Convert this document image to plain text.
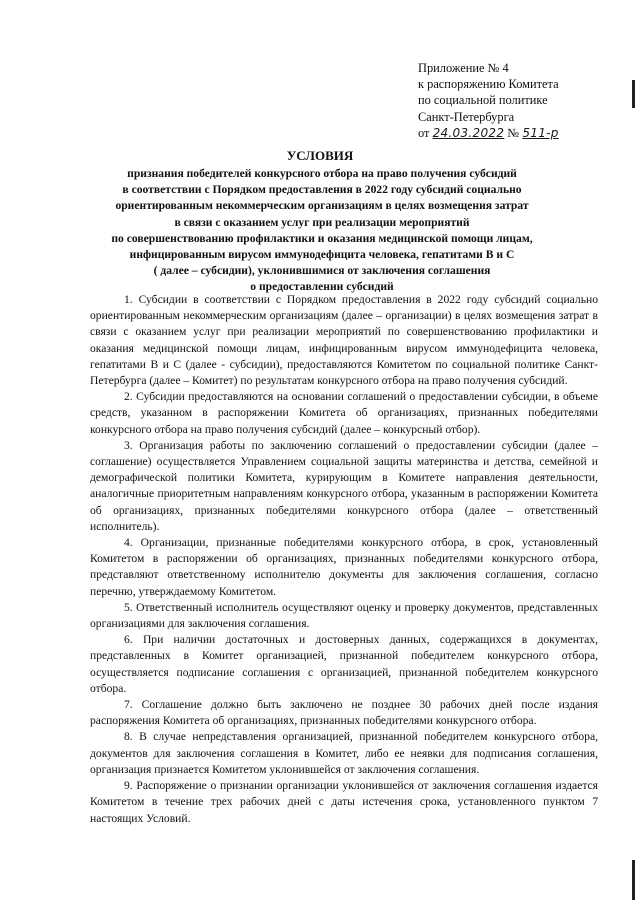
Приложение № 4
к распоряжению Комитета
по социальной политике
Санкт-Петербурга
от 24.03.2022 № 511-р
УСЛОВИЯ
признания победителей конкурсного отбора на право получения субсидий
в соответствии с Порядком предоставления в 2022 году субсидий социально
ориентированным некоммерческим организациям в целях возмещения затрат
в связи с оказанием услуг при реализации мероприятий
по совершенствованию профилактики и оказания медицинской помощи лицам,
инфицированным вирусом иммунодефицита человека, гепатитами В и С
( далее – субсидии), уклонившимися от заключения соглашения
о предоставлении субсидий

1. Субсидии в соответствии с Порядком предоставления в 2022 году субсидий социально ориентированным некоммерческим организациям (далее – организации) в целях возмещения затрат в связи с оказанием услуг при реализации мероприятий по совершенствованию профилактики и оказания медицинской помощи лицам, инфицированным вирусом иммунодефицита человека, гепатитами В и С (далее - субсидии), предоставляются Комитетом по социальной политике Санкт-Петербурга (далее – Комитет) по результатам конкурсного отбора на право получения субсидий.

2. Субсидии предоставляются на основании соглашений о предоставлении субсидии, в объеме средств, указанном в распоряжении Комитета об организациях, признанных победителями конкурсного отбора на право получения субсидий (далее – конкурсный отбор).

3. Организация работы по заключению соглашений о предоставлении субсидии (далее – соглашение) осуществляется Управлением социальной защиты материнства и детства, семейной и демографической политики Комитета, курирующим в Комитете направления деятельности, аналогичные приоритетным направлениям конкурсного отбора, указанным в распоряжении Комитета об организациях, признанных победителями конкурсного отбора (далее – ответственный исполнитель).

4. Организации, признанные победителями конкурсного отбора, в срок, установленный Комитетом в распоряжении об организациях, признанных победителями конкурсного отбора, представляют ответственному исполнителю документы для заключения соглашения, согласно перечню, утверждаемому Комитетом.

5. Ответственный исполнитель осуществляют оценку и проверку документов, представленных организациями для заключения соглашения.

6. При наличии достаточных и достоверных данных, содержащихся в документах, представленных в Комитет организацией, признанной победителем конкурсного отбора, осуществляется подписание соглашения с организацией, признанной победителем конкурсного отбора.

7. Соглашение должно быть заключено не позднее 30 рабочих дней после издания распоряжения Комитета об организациях, признанных победителями конкурсного отбора.

8. В случае непредставления организацией, признанной победителем конкурсного отбора, документов для заключения соглашения в Комитет, либо ее неявки для подписания соглашения, организация признается Комитетом уклонившейся от заключения соглашения.

9. Распоряжение о признании организации уклонившейся от заключения соглашения издается Комитетом в течение трех рабочих дней с даты истечения срока, установленного пунктом 7 настоящих Условий.
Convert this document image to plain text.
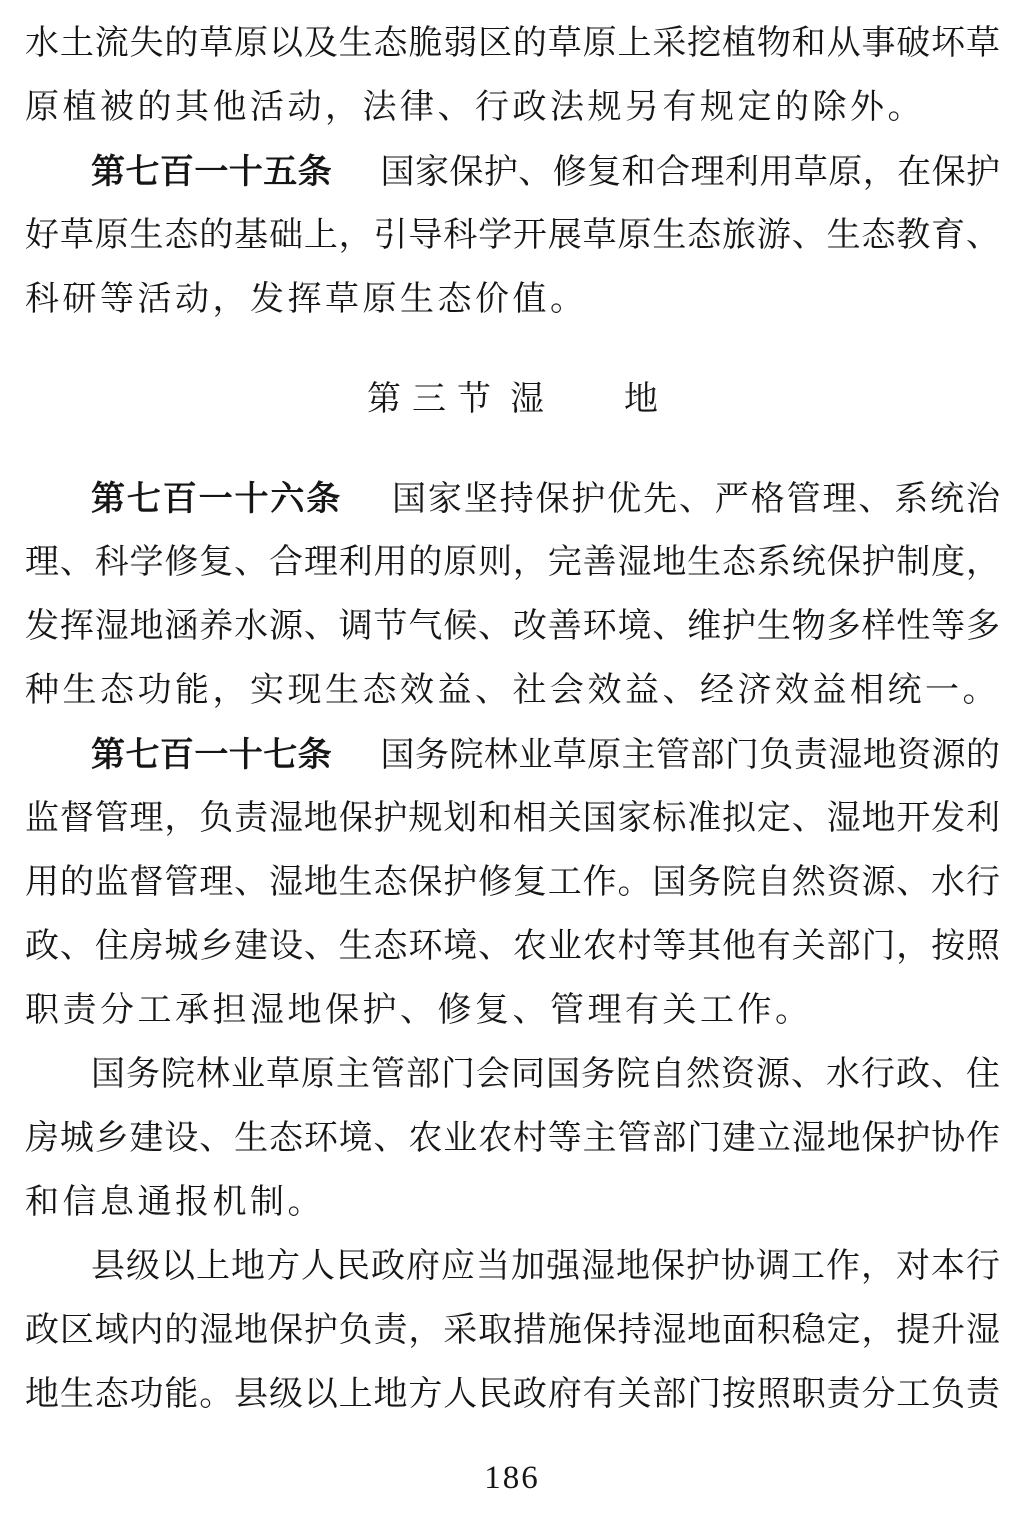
水土流失的草原以及生态脆弱区的草原上采挖植物和从事破坏草
原植被的其他活动，法律、行政法规另有规定的除外。
第七百一十五条 国家保护、修复和合理利用草原，在保护
好草原生态的基础上，引导科学开展草原生态旅游、生态教育、
科研等活动，发挥草原生态价值。
第三节 湿 地
第七百一十六条 国家坚持保护优先、严格管理、系统治
理、科学修复、合理利用的原则，完善湿地生态系统保护制度，
发挥湿地涵养水源、调节气候、改善环境、维护生物多样性等多
种生态功能，实现生态效益、社会效益、经济效益相统一。
第七百一十七条 国务院林业草原主管部门负责湿地资源的
监督管理，负责湿地保护规划和相关国家标准拟定、湿地开发利
用的监督管理、湿地生态保护修复工作。国务院自然资源、水行
政、住房城乡建设、生态环境、农业农村等其他有关部门，按照
职责分工承担湿地保护、修复、管理有关工作。
国务院林业草原主管部门会同国务院自然资源、水行政、住
房城乡建设、生态环境、农业农村等主管部门建立湿地保护协作
和信息通报机制。
县级以上地方人民政府应当加强湿地保护协调工作，对本行
政区域内的湿地保护负责，采取措施保持湿地面积稳定，提升湿
地生态功能。县级以上地方人民政府有关部门按照职责分工负责
186
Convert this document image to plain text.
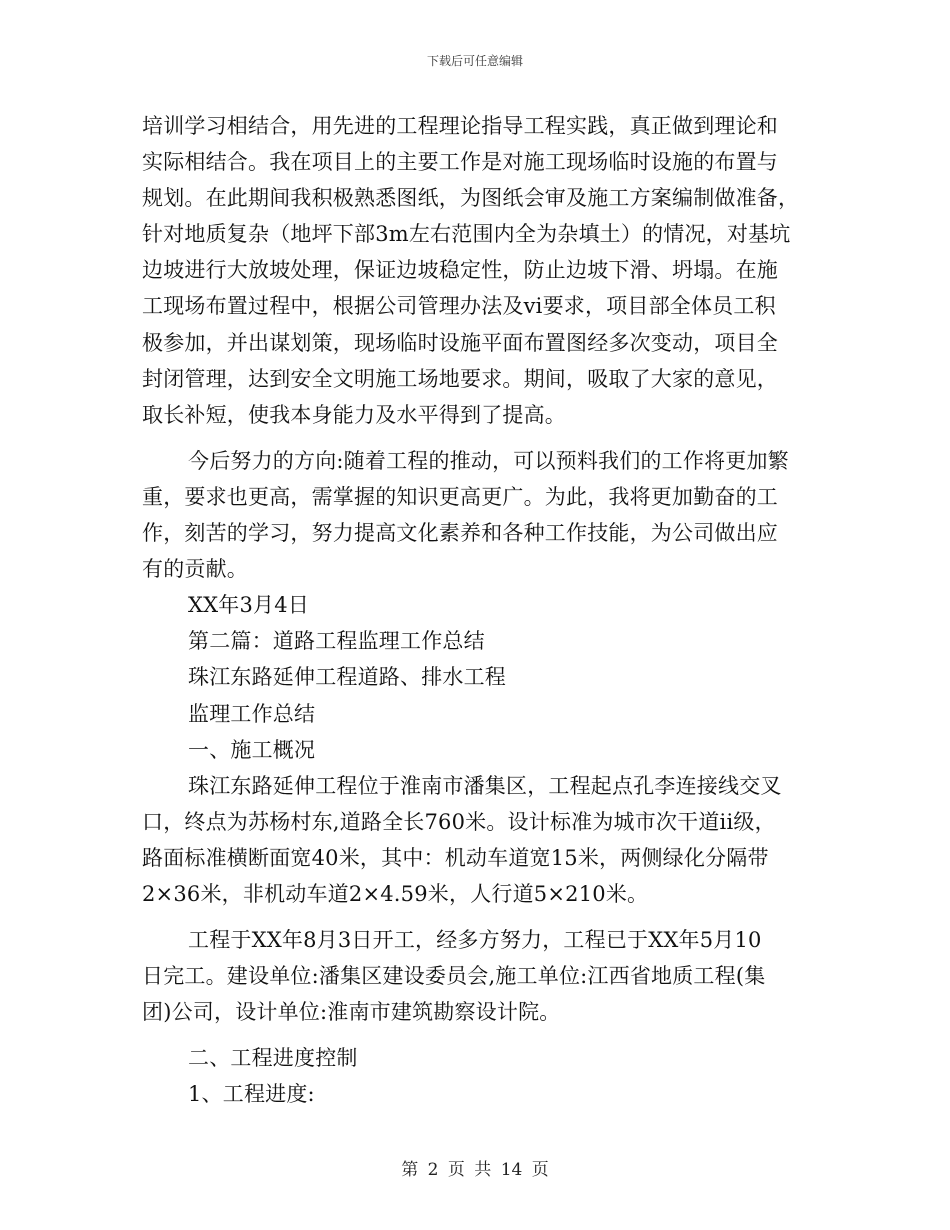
下载后可任意编辑
培训学习相结合，用先进的工程理论指导工程实践，真正做到理论和
实际相结合。我在项目上的主要工作是对施工现场临时设施的布置与
规划。在此期间我积极熟悉图纸，为图纸会审及施工方案编制做准备，
针对地质复杂（地坪下部3m左右范围内全为杂填土）的情况，对基坑
边坡进行大放坡处理，保证边坡稳定性，防止边坡下滑、坍塌。在施
工现场布置过程中，根据公司管理办法及vi要求，项目部全体员工积
极参加，并出谋划策，现场临时设施平面布置图经多次变动，项目全
封闭管理，达到安全文明施工场地要求。期间，吸取了大家的意见，
取长补短，使我本身能力及水平得到了提高。
今后努力的方向:随着工程的推动，可以预料我们的工作将更加繁
重，要求也更高，需掌握的知识更高更广。为此，我将更加勤奋的工
作，刻苦的学习，努力提高文化素养和各种工作技能，为公司做出应
有的贡献。
XX年3月4日
第二篇：道路工程监理工作总结
珠江东路延伸工程道路、排水工程
监理工作总结
一、施工概况
珠江东路延伸工程位于淮南市潘集区，工程起点孔李连接线交叉
口，终点为苏杨村东,道路全长760米。设计标准为城市次干道ii级，
路面标准横断面宽40米，其中：机动车道宽15米，两侧绿化分隔带
2×36米，非机动车道2×4.59米，人行道5×210米。
工程于XX年8月3日开工，经多方努力，工程已于XX年5月10
日完工。建设单位:潘集区建设委员会,施工单位:江西省地质工程(集
团)公司，设计单位:淮南市建筑勘察设计院。
二、工程进度控制
1、工程进度:
第 2 页 共 14 页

┄┄┄┄┄┄┄┄┄┄

Make a list of all lines in the data that contain "возмещения".

Answer to this exercise:
ориентированным некоммерческим организациям в целях возмещения затрат
1. Субсидии в соответствии с Порядком предоставления в 2022 году субсидий социально ориентированным некоммерческим организациям (далее – организации) в целях возмещения затрат в связи с оказанием услуг при реализации мероприятий по совершенствованию профилактики и оказания медицинской помощи лицам, инфицированным вирусом иммунодефицита человека, гепатитами В и С (далее - субсидии), предоставляются Комитетом по социальной политике Санкт-Петербурга (далее – Комитет) по результатам конкурсного отбора на право получения субсидий.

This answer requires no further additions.